What to work on:
What number of lines hold the word "this"? State that number and nothing besides.

Information shown:

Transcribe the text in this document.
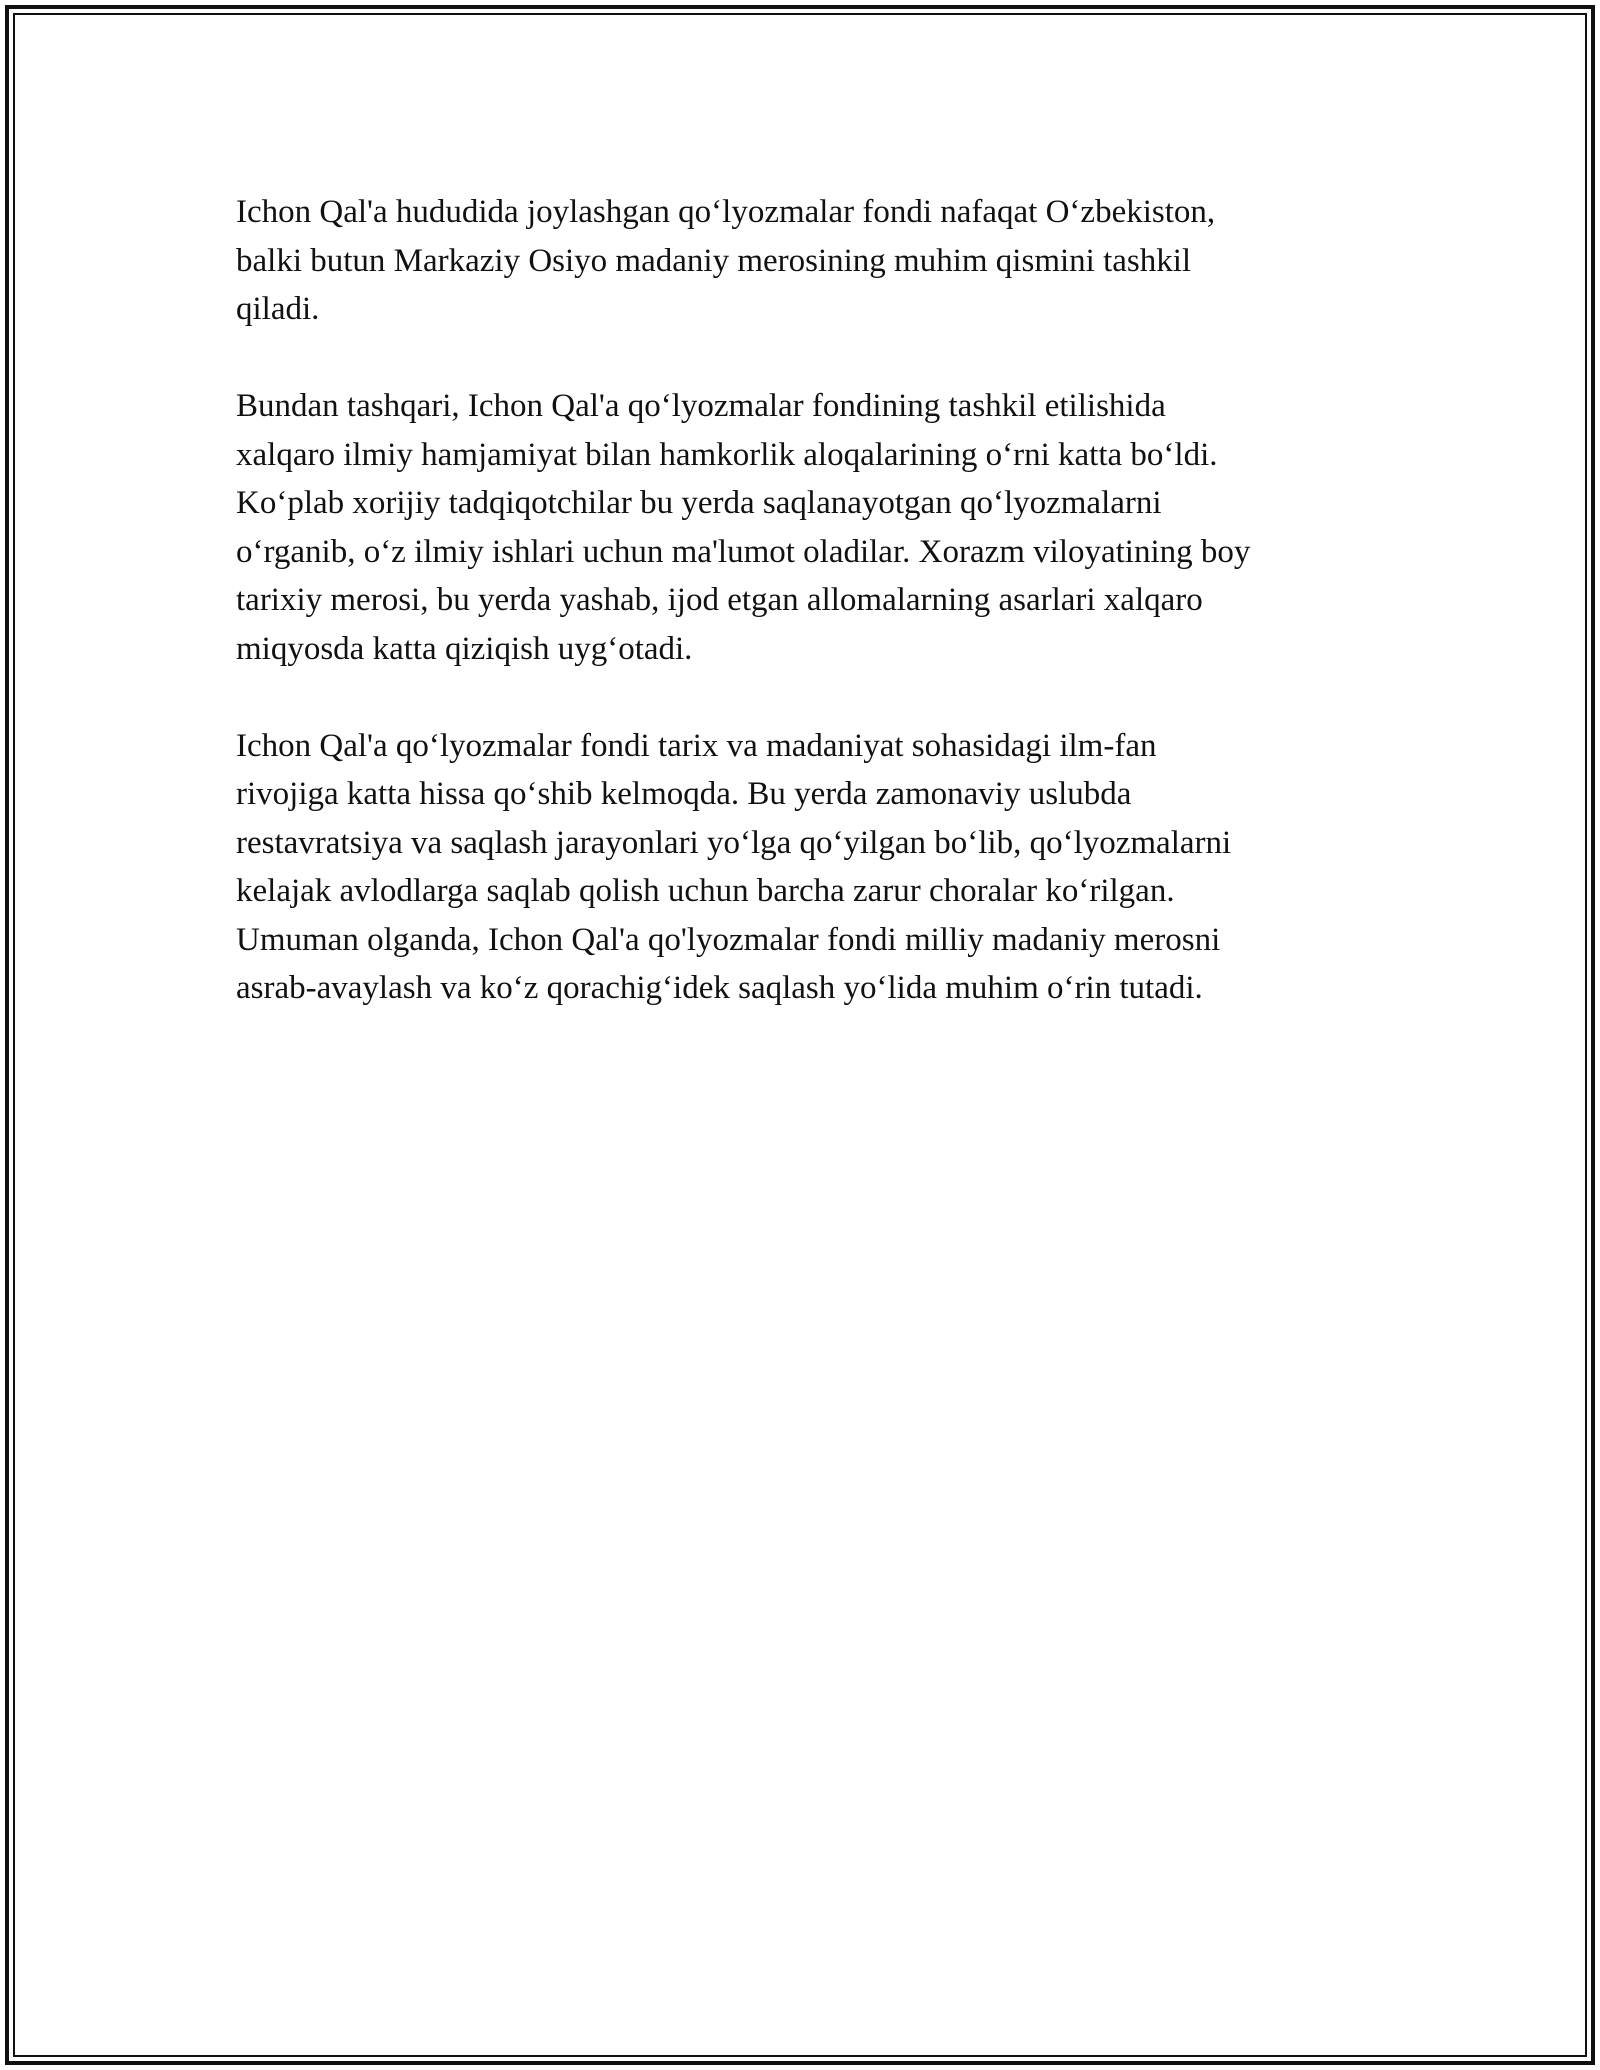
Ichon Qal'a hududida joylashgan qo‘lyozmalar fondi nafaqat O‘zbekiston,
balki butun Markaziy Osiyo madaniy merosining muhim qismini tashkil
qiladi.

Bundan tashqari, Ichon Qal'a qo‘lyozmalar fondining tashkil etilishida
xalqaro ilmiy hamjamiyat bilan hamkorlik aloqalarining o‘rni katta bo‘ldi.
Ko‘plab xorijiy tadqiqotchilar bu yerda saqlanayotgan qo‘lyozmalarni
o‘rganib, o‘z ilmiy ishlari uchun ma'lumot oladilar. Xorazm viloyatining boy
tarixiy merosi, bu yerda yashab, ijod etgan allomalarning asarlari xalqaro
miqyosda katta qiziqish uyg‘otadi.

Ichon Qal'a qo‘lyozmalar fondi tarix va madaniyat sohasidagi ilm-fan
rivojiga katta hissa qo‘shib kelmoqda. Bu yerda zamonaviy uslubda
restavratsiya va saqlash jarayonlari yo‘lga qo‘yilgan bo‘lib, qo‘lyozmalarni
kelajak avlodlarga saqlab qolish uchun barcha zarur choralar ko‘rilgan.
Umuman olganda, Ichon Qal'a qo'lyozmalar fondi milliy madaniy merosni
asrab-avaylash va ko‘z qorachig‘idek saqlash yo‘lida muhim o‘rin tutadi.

...

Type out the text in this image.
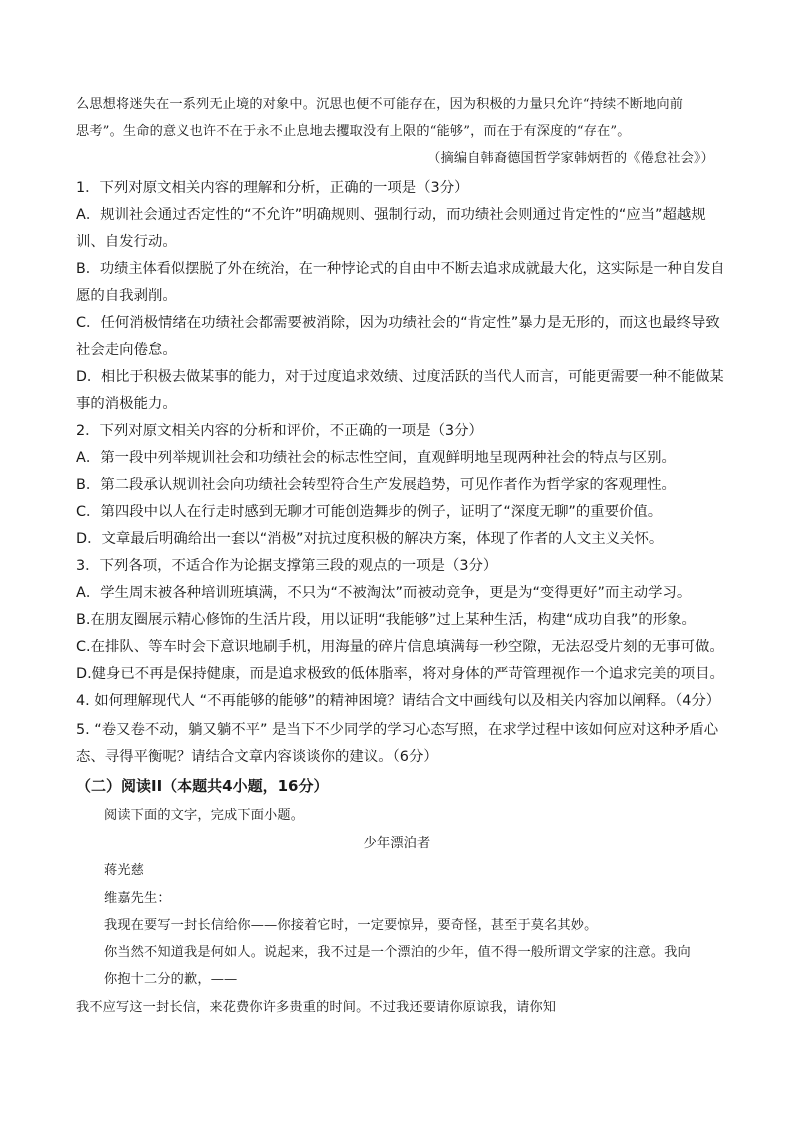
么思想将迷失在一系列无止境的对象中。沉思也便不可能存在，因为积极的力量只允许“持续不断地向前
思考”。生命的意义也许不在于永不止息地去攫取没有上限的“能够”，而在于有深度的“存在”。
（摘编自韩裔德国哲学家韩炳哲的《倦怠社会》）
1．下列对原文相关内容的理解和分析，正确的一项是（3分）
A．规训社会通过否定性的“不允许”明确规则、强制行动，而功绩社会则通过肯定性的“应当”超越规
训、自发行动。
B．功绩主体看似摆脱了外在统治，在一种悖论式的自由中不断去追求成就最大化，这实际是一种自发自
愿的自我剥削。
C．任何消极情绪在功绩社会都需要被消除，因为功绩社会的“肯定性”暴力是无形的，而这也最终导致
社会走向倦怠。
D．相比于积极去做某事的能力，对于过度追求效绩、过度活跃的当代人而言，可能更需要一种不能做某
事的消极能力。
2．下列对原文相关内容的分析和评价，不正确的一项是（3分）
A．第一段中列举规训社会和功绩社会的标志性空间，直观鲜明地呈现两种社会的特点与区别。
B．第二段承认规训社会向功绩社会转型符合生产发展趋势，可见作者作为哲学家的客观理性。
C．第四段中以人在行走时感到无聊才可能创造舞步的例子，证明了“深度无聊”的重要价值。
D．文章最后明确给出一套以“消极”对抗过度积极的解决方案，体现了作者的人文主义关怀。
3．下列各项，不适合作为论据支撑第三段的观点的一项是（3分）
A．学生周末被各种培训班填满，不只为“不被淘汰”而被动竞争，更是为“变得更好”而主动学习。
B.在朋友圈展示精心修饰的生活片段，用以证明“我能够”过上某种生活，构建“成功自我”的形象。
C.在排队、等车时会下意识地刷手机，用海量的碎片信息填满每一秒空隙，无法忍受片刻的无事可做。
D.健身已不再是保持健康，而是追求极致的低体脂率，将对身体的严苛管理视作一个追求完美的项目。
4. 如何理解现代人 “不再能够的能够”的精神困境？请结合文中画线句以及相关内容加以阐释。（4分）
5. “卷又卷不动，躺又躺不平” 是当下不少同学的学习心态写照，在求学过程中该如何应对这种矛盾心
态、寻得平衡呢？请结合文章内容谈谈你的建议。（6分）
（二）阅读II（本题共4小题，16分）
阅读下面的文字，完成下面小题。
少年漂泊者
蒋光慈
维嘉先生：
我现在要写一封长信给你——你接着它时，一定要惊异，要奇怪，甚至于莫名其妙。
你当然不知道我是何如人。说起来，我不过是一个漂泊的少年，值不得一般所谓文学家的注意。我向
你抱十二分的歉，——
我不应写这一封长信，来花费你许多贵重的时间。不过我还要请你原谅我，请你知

Response:
2